What the task requires: Please copy out the part of the material below that opens with its first line and closes with the line containing "series-line-g-onoff <box>103 212", keeping each line unchanged.

Given information:
________________________________________
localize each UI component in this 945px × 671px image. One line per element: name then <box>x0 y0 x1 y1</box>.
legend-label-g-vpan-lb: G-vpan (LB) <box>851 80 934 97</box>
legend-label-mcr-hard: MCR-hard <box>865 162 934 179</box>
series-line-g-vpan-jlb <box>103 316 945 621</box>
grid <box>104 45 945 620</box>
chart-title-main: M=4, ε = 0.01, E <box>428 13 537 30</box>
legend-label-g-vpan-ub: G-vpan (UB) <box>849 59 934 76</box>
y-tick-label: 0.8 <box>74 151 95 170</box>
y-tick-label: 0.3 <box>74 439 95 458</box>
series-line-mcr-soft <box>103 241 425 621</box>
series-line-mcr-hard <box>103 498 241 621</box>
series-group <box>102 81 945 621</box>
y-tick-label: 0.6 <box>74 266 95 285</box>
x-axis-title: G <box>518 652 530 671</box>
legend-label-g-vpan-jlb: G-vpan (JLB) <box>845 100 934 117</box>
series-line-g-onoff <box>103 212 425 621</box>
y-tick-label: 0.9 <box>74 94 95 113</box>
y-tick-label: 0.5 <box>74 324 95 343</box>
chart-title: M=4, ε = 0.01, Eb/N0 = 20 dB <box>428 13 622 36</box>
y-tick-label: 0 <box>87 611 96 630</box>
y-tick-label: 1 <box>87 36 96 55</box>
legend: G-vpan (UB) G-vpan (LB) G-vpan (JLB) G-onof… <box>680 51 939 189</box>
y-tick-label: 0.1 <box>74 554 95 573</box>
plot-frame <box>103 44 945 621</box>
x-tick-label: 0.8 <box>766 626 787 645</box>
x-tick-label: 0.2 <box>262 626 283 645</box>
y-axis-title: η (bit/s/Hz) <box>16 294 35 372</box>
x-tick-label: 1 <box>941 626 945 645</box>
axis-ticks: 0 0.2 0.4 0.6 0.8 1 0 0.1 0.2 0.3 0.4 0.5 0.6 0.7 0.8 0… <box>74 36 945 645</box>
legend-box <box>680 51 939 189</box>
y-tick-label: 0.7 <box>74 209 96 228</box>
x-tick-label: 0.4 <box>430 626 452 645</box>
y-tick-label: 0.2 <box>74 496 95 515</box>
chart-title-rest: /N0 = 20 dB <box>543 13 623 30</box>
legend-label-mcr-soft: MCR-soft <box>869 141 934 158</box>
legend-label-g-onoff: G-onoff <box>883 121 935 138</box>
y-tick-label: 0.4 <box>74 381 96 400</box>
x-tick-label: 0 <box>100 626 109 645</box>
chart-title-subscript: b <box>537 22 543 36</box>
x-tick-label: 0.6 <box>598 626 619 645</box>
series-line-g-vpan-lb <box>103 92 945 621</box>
________________________________________
Result of the task:
localize each UI component in this 945px × 671px image. One line per element: name then <box>x0 y0 x1 y1</box>.
legend-label-g-vpan-lb: G-vpan (LB) <box>851 80 934 97</box>
legend-label-mcr-hard: MCR-hard <box>865 162 934 179</box>
series-line-g-vpan-jlb <box>103 316 945 621</box>
grid <box>104 45 945 620</box>
chart-title-main: M=4, ε = 0.01, E <box>428 13 537 30</box>
legend-label-g-vpan-ub: G-vpan (UB) <box>849 59 934 76</box>
y-tick-label: 0.8 <box>74 151 95 170</box>
y-tick-label: 0.3 <box>74 439 95 458</box>
series-line-mcr-soft <box>103 241 425 621</box>
series-line-mcr-hard <box>103 498 241 621</box>
series-group <box>102 81 945 621</box>
y-tick-label: 0.6 <box>74 266 95 285</box>
x-axis-title: G <box>518 652 530 671</box>
legend-label-g-vpan-jlb: G-vpan (JLB) <box>845 100 934 117</box>
series-line-g-onoff <box>103 212 425 621</box>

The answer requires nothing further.